The request — Drop every picture, then transcribe the remaining data exactly.

— begin Material —

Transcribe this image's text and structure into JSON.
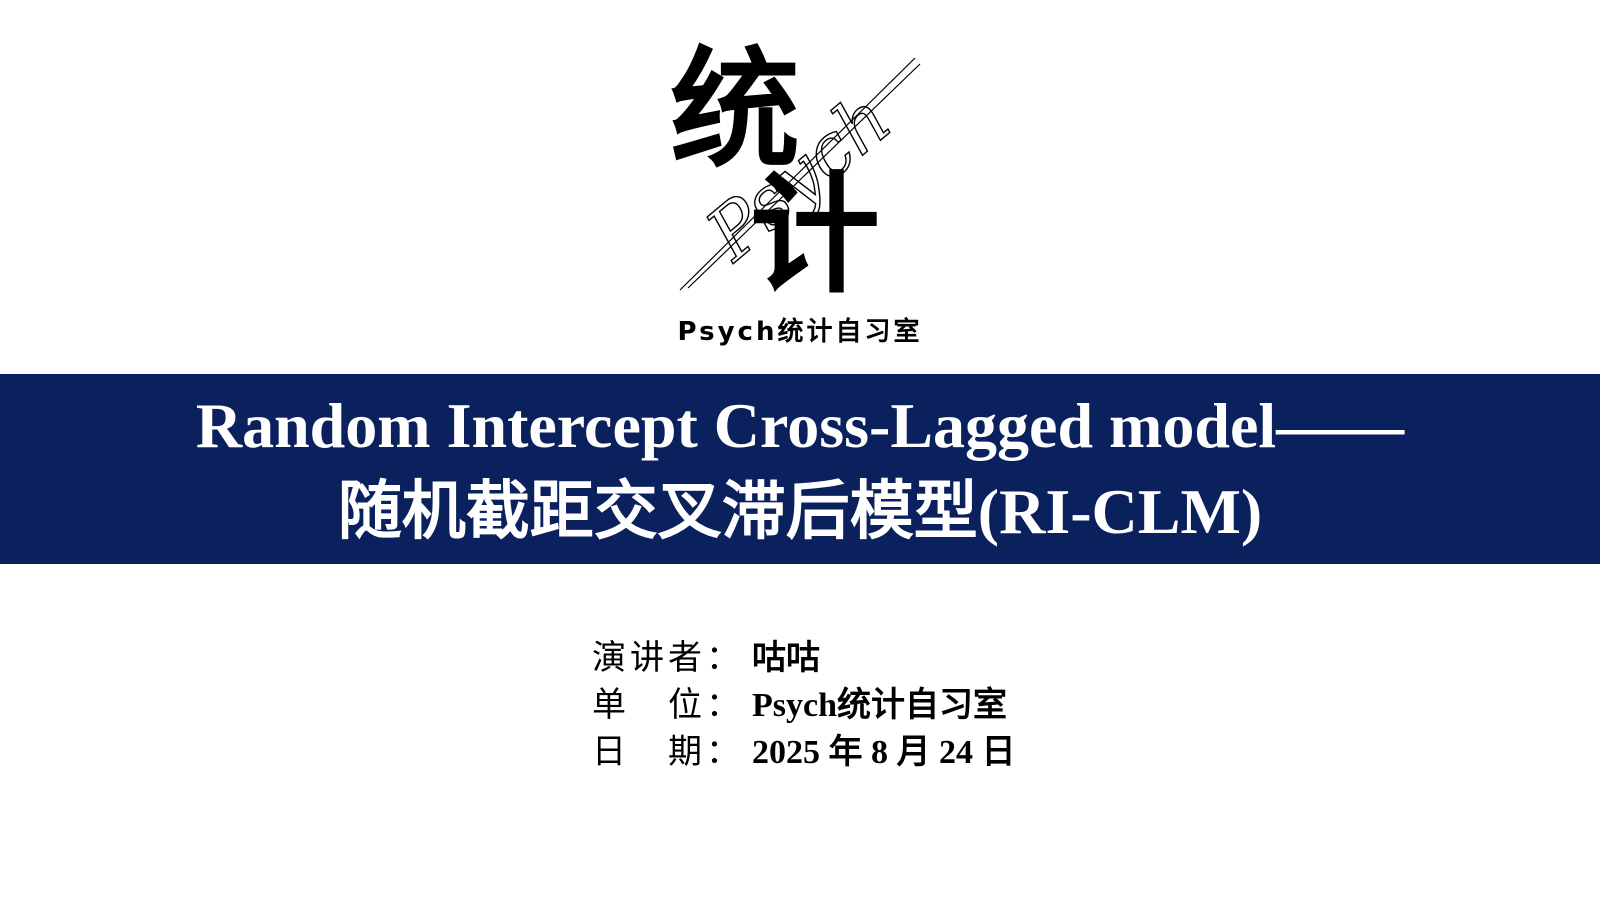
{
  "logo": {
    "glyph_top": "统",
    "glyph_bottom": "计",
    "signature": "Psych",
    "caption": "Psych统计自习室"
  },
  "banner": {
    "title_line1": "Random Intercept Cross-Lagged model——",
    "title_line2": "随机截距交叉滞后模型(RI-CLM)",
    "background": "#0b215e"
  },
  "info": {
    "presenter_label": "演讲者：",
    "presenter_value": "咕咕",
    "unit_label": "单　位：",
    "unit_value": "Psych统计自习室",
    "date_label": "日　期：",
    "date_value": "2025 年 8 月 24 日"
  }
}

— end Material —

Written answer —
Transcribe this image's text and structure into JSON.
{
  "logo": {
    "glyph_top": "统",
    "glyph_bottom": "计",
    "signature": "Psych",
    "caption": "Psych统计自习室"
  },
  "banner": {
    "title_line1": "Random Intercept Cross-Lagged model——",
    "title_line2": "随机截距交叉滞后模型(RI-CLM)",
    "background": "#0b215e"
  },
  "info": {
    "presenter_label": "演讲者：",
    "presenter_value": "咕咕",
    "unit_label": "单　位：",
    "unit_value": "Psych统计自习室",
    "date_label": "日　期：",
    "date_value": "2025 年 8 月 24 日"
  }
}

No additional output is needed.